=== Stated exercise ===
Reproduce the material below verbatim, from its first line through the line containing "bar-a-h3 <box>676 348 679 350</box>", inclusive. Output only those lines.

◇ ◇ ◇

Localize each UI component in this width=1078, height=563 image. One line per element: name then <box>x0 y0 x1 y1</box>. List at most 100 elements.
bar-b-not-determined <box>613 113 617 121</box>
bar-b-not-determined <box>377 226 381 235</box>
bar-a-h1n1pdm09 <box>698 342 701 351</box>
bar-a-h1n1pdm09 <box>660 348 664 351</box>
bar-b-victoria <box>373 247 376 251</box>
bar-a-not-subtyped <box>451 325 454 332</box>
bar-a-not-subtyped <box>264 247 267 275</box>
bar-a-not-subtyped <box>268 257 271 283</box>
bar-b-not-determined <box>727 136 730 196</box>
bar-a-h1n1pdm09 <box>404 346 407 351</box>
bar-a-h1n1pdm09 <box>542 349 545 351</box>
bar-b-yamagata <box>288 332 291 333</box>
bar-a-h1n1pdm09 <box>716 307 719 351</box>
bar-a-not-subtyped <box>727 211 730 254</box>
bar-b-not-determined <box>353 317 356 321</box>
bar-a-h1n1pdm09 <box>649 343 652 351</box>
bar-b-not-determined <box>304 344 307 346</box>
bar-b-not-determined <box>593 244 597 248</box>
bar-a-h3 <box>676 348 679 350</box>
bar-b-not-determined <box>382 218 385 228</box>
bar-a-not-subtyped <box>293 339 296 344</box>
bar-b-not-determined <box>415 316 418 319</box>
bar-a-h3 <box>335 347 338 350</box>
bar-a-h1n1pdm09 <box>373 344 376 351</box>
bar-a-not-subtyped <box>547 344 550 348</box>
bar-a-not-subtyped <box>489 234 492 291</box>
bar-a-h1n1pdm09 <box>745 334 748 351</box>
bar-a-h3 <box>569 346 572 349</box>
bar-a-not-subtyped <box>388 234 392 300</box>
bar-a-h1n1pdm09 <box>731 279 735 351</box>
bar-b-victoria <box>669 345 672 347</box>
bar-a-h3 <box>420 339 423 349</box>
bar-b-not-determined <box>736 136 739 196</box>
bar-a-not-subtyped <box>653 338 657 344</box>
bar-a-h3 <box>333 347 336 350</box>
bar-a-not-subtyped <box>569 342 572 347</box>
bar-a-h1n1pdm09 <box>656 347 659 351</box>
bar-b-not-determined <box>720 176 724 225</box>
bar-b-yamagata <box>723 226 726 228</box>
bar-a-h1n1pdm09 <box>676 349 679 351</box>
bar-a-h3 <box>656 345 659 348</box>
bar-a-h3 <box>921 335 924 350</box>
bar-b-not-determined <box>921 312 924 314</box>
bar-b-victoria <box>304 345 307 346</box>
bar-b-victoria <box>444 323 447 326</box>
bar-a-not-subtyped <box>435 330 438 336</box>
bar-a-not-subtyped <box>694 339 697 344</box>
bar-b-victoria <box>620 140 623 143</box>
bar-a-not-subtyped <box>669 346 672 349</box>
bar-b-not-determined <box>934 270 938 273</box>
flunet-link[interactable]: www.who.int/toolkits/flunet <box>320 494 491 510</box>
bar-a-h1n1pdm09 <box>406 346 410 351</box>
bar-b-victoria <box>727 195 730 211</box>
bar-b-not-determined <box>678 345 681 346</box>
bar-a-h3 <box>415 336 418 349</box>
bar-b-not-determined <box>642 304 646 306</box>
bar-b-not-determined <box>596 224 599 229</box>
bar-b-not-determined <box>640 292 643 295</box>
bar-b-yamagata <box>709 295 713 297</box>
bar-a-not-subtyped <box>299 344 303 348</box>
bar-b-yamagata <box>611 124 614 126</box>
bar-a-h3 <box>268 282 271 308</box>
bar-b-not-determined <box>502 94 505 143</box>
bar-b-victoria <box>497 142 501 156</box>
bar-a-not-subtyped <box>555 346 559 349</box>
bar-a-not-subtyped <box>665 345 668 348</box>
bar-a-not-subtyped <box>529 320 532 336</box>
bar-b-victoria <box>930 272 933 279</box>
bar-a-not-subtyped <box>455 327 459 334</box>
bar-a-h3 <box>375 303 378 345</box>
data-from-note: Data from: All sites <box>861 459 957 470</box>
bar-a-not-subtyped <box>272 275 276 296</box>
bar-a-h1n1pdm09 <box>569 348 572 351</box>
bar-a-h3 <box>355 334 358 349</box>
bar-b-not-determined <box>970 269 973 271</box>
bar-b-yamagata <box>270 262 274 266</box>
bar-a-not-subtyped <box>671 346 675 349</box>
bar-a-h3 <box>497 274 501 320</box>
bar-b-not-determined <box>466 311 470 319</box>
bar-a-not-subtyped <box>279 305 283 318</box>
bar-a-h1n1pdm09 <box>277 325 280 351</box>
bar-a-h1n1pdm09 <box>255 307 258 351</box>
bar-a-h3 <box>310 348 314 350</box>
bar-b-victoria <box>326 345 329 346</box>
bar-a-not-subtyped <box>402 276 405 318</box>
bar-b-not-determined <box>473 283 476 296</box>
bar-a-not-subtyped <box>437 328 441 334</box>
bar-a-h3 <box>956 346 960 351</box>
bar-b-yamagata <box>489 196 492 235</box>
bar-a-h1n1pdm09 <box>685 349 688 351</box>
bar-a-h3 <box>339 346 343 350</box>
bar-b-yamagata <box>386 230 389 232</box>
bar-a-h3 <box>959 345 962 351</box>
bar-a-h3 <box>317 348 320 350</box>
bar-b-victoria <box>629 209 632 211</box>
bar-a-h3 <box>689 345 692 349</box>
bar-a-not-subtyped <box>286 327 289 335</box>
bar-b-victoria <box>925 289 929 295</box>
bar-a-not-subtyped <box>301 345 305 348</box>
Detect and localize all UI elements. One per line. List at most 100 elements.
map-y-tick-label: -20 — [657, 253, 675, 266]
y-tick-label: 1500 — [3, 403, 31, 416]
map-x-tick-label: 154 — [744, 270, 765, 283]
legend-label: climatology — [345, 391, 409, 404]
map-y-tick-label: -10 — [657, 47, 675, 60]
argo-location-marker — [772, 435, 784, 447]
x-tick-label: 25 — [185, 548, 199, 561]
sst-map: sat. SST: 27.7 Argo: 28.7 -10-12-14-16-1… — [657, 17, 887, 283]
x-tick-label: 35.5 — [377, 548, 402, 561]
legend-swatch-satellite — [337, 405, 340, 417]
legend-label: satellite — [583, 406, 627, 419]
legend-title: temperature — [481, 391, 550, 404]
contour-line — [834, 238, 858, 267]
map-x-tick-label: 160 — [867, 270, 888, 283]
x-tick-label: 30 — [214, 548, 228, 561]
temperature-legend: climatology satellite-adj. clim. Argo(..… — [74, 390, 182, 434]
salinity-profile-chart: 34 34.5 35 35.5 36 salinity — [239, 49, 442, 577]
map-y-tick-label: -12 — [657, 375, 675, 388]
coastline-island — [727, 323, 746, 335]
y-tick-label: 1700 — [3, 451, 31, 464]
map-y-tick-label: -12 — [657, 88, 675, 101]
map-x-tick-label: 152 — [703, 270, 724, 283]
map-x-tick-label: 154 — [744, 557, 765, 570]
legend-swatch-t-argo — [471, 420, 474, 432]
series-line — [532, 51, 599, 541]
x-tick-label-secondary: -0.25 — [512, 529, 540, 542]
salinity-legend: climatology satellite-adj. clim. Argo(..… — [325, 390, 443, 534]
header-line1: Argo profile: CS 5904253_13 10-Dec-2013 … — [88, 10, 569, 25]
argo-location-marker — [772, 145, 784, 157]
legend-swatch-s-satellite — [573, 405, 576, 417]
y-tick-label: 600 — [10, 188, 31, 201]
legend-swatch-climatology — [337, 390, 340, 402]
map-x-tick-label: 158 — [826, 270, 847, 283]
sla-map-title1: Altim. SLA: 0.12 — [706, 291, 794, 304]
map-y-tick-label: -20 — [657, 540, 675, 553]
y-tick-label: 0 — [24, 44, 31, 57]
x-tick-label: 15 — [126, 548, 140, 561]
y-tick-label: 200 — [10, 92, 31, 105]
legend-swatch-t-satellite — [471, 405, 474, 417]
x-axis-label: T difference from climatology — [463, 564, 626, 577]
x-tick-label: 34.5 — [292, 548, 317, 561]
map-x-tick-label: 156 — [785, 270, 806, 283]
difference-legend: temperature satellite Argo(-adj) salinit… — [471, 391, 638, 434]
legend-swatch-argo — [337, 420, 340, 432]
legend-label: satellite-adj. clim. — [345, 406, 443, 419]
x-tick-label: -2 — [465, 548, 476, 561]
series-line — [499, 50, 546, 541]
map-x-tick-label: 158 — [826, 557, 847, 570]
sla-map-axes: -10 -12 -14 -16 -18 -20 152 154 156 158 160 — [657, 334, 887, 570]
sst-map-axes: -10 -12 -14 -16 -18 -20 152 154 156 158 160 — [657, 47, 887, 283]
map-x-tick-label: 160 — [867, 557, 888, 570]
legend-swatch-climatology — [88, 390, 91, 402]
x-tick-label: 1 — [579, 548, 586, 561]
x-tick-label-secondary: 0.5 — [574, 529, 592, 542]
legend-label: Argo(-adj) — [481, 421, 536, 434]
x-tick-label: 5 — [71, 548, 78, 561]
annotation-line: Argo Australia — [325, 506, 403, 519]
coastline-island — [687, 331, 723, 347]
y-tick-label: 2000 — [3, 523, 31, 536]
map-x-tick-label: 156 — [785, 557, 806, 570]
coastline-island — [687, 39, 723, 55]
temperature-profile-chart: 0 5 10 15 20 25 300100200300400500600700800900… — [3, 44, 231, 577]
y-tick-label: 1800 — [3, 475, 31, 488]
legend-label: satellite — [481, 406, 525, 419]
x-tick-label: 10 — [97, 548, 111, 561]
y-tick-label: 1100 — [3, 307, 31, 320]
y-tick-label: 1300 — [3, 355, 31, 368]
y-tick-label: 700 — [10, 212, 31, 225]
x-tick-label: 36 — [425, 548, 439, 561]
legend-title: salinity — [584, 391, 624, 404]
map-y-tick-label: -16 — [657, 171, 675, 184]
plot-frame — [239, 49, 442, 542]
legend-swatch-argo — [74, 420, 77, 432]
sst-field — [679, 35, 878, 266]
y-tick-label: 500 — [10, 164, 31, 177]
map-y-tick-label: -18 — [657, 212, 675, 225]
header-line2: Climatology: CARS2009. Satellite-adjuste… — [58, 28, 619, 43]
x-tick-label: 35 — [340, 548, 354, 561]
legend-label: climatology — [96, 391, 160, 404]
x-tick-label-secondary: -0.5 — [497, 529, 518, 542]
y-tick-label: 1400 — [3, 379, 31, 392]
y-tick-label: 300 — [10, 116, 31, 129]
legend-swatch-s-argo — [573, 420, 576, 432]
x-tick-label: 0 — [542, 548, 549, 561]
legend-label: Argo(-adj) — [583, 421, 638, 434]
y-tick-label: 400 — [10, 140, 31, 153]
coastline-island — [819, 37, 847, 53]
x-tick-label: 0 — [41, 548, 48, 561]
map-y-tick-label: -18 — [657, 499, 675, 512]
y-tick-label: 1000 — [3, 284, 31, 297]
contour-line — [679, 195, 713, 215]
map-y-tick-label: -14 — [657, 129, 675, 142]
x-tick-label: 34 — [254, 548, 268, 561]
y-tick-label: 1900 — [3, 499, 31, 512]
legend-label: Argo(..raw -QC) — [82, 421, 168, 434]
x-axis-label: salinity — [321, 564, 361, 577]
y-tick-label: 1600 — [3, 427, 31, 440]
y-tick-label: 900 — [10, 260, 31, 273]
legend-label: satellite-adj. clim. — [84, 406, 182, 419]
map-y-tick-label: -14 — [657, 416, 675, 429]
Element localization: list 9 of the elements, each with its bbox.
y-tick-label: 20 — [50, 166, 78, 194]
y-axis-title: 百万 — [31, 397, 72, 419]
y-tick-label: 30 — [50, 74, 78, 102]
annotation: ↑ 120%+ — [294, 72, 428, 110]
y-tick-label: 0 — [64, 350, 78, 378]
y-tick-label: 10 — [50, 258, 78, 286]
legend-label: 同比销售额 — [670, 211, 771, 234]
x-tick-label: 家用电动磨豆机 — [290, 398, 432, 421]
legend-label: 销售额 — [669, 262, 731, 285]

◇ ◇ ◇

=== Output ===
Localize each UI component in this width=1078, height=563 image. One line per element: name then <box>x0 y0 x1 y1</box>. List at most 100 elements.
bar-b-not-determined <box>613 113 617 121</box>
bar-b-not-determined <box>377 226 381 235</box>
bar-a-h1n1pdm09 <box>698 342 701 351</box>
bar-a-h1n1pdm09 <box>660 348 664 351</box>
bar-b-victoria <box>373 247 376 251</box>
bar-a-not-subtyped <box>451 325 454 332</box>
bar-a-not-subtyped <box>264 247 267 275</box>
bar-a-not-subtyped <box>268 257 271 283</box>
bar-b-not-determined <box>727 136 730 196</box>
bar-a-h1n1pdm09 <box>404 346 407 351</box>
bar-a-h1n1pdm09 <box>542 349 545 351</box>
bar-b-yamagata <box>288 332 291 333</box>
bar-a-h1n1pdm09 <box>716 307 719 351</box>
bar-a-not-subtyped <box>727 211 730 254</box>
bar-b-not-determined <box>353 317 356 321</box>
bar-a-h1n1pdm09 <box>649 343 652 351</box>
bar-b-not-determined <box>304 344 307 346</box>
bar-b-not-determined <box>593 244 597 248</box>
bar-a-h3 <box>676 348 679 350</box>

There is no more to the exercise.